--- begin DATA SUPPLIED ---

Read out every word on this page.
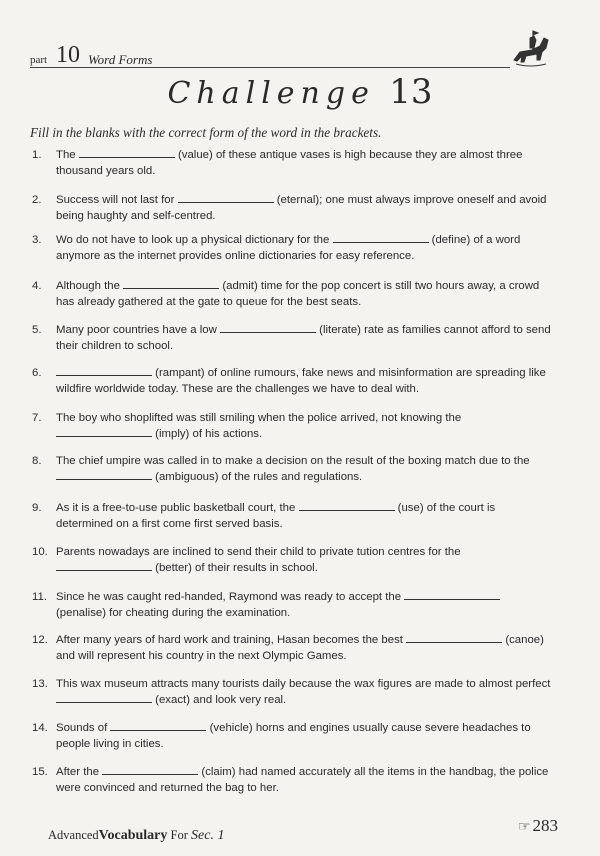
part 10 Word Forms
Challenge 13
Fill in the blanks with the correct form of the word in the brackets.
1.	The	(value) of these antique vases is high because they are almost three thousand years old.
2.	Success will not last for	(eternal); one must always improve oneself and avoid being haughty and self-centred.
3.	Wo do not have to look up a physical dictionary for the	(define) of a word anymore as the internet provides online dictionaries for easy reference.
4.	Although the	(admit) time for the pop concert is still two hours away, a crowd has already gathered at the gate to queue for the best seats.
5.	Many poor countries have a low	(literate) rate as families cannot afford to send their children to school.
6.	(rampant) of online rumours, fake news and misinformation are spreading like wildfire worldwide today. These are the challenges we have to deal with.
7.	The boy who shoplifted was still smiling when the police arrived, not knowing the  (imply) of his actions.
8.	The chief umpire was called in to make a decision on the result of the boxing match due to the  (ambiguous) of the rules and regulations.
9.	As it is a free-to-use public basketball court, the	(use) of the court is determined on a first come first served basis.
10. Parents nowadays are inclined to send their child to private tution centres for the  (better) of their results in school.
11. Since he was caught red-handed, Raymond was ready to accept the  (penalise) for cheating during the examination.
12. After many years of hard work and training, Hasan becomes the best	(canoe) and will represent his country in the next Olympic Games.
13. This wax museum attracts many tourists daily because the wax figures are made to almost perfect  (exact) and look very real.
14. Sounds of	(vehicle) horns and engines usually cause severe headaches to people living in cities.
15. After the	(claim) had named accurately all the items in the handbag, the police were convinced and returned the bag to her.
AdvancedVocabulary For Sec. 1
☞ 283
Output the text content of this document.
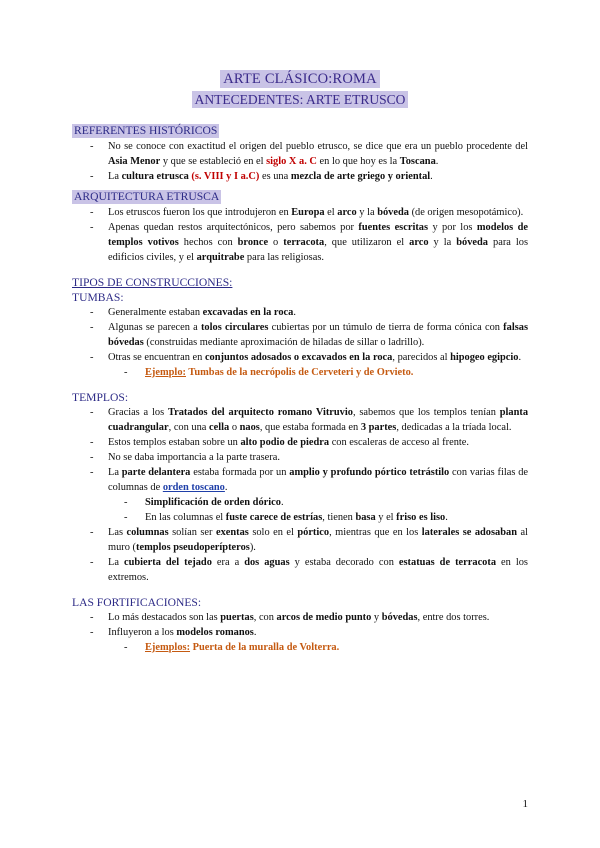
ARTE CLÁSICO:ROMA
ANTECEDENTES: ARTE ETRUSCO
REFERENTES HISTÓRICOS
- No se conoce con exactitud el origen del pueblo etrusco, se dice que era un pueblo procedente del Asia Menor y que se estableció en el siglo X a. C en lo que hoy es la Toscana.
- La cultura etrusca (s. VIII y I a.C) es una mezcla de arte griego y oriental.
ARQUITECTURA ETRUSCA
- Los etruscos fueron los que introdujeron en Europa el arco y la bóveda (de origen mesopotámico).
- Apenas quedan restos arquitectónicos, pero sabemos por fuentes escritas y por los modelos de templos votivos hechos con bronce o terracota, que utilizaron el arco y la bóveda para los edificios civiles, y el arquitrabe para las religiosas.
TIPOS DE CONSTRUCCIONES:
TUMBAS:
- Generalmente estaban excavadas en la roca.
- Algunas se parecen a tolos circulares cubiertas por un túmulo de tierra de forma cónica con falsas bóvedas (construidas mediante aproximación de hiladas de sillar o ladrillo).
- Otras se encuentran en conjuntos adosados o excavados en la roca, parecidos al hipogeo egipcio.
- Ejemplo: Tumbas de la necrópolis de Cerveteri y de Orvieto.
TEMPLOS:
- Gracias a los Tratados del arquitecto romano Vitruvio, sabemos que los templos tenían planta cuadrangular, con una cella o naos, que estaba formada en 3 partes, dedicadas a la tríada local.
- Estos templos estaban sobre un alto podio de piedra con escaleras de acceso al frente.
- No se daba importancia a la parte trasera.
- La parte delantera estaba formada por un amplio y profundo pórtico tetrástilo con varias filas de columnas de orden toscano.
- Simplificación de orden dórico.
- En las columnas el fuste carece de estrías, tienen basa y el friso es liso.
- Las columnas solían ser exentas solo en el pórtico, mientras que en los laterales se adosaban al muro (templos pseudoperípteros).
- La cubierta del tejado era a dos aguas y estaba decorado con estatuas de terracota en los extremos.
LAS FORTIFICACIONES:
- Lo más destacados son las puertas, con arcos de medio punto y bóvedas, entre dos torres.
- Influyeron a los modelos romanos.
- Ejemplos: Puerta de la muralla de Volterra.
1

--- end DATA SUPPLIED ---

Write the records out again in full, exactly, and skip every picture.

*FINISHED EXERCISE:*
Read out every word on this page.
part 10 Word Forms
Challenge 13
Fill in the blanks with the correct form of the word in the brackets.
1.	The	(value) of these antique vases is high because they are almost three thousand years old.
2.	Success will not last for	(eternal); one must always improve oneself and avoid being haughty and self-centred.
3.	Wo do not have to look up a physical dictionary for the	(define) of a word anymore as the internet provides online dictionaries for easy reference.
4.	Although the	(admit) time for the pop concert is still two hours away, a crowd has already gathered at the gate to queue for the best seats.
5.	Many poor countries have a low	(literate) rate as families cannot afford to send their children to school.
6.	(rampant) of online rumours, fake news and misinformation are spreading like wildfire worldwide today. These are the challenges we have to deal with.
7.	The boy who shoplifted was still smiling when the police arrived, not knowing the  (imply) of his actions.
8.	The chief umpire was called in to make a decision on the result of the boxing match due to the  (ambiguous) of the rules and regulations.
9.	As it is a free-to-use public basketball court, the	(use) of the court is determined on a first come first served basis.
10. Parents nowadays are inclined to send their child to private tution centres for the  (better) of their results in school.
11. Since he was caught red-handed, Raymond was ready to accept the  (penalise) for cheating during the examination.
12. After many years of hard work and training, Hasan becomes the best	(canoe) and will represent his country in the next Olympic Games.
13. This wax museum attracts many tourists daily because the wax figures are made to almost perfect  (exact) and look very real.
14. Sounds of	(vehicle) horns and engines usually cause severe headaches to people living in cities.
15. After the	(claim) had named accurately all the items in the handbag, the police were convinced and returned the bag to her.
AdvancedVocabulary For Sec. 1
☞ 283
Output the text content of this document.
ARTE CLÁSICO:ROMA
ANTECEDENTES: ARTE ETRUSCO
REFERENTES HISTÓRICOS
- No se conoce con exactitud el origen del pueblo etrusco, se dice que era un pueblo procedente del Asia Menor y que se estableció en el siglo X a. C en lo que hoy es la Toscana.
- La cultura etrusca (s. VIII y I a.C) es una mezcla de arte griego y oriental.
ARQUITECTURA ETRUSCA
- Los etruscos fueron los que introdujeron en Europa el arco y la bóveda (de origen mesopotámico).
- Apenas quedan restos arquitectónicos, pero sabemos por fuentes escritas y por los modelos de templos votivos hechos con bronce o terracota, que utilizaron el arco y la bóveda para los edificios civiles, y el arquitrabe para las religiosas.
TIPOS DE CONSTRUCCIONES:
TUMBAS:
- Generalmente estaban excavadas en la roca.
- Algunas se parecen a tolos circulares cubiertas por un túmulo de tierra de forma cónica con falsas bóvedas (construidas mediante aproximación de hiladas de sillar o ladrillo).
- Otras se encuentran en conjuntos adosados o excavados en la roca, parecidos al hipogeo egipcio.
- Ejemplo: Tumbas de la necrópolis de Cerveteri y de Orvieto.
TEMPLOS:
- Gracias a los Tratados del arquitecto romano Vitruvio, sabemos que los templos tenían planta cuadrangular, con una cella o naos, que estaba formada en 3 partes, dedicadas a la tríada local.
- Estos templos estaban sobre un alto podio de piedra con escaleras de acceso al frente.
- No se daba importancia a la parte trasera.
- La parte delantera estaba formada por un amplio y profundo pórtico tetrástilo con varias filas de columnas de orden toscano.
- Simplificación de orden dórico.
- En las columnas el fuste carece de estrías, tienen basa y el friso es liso.
- Las columnas solían ser exentas solo en el pórtico, mientras que en los laterales se adosaban al muro (templos pseudoperípteros).
- La cubierta del tejado era a dos aguas y estaba decorado con estatuas de terracota en los extremos.
LAS FORTIFICACIONES:
- Lo más destacados son las puertas, con arcos de medio punto y bóvedas, entre dos torres.
- Influyeron a los modelos romanos.
- Ejemplos: Puerta de la muralla de Volterra.
1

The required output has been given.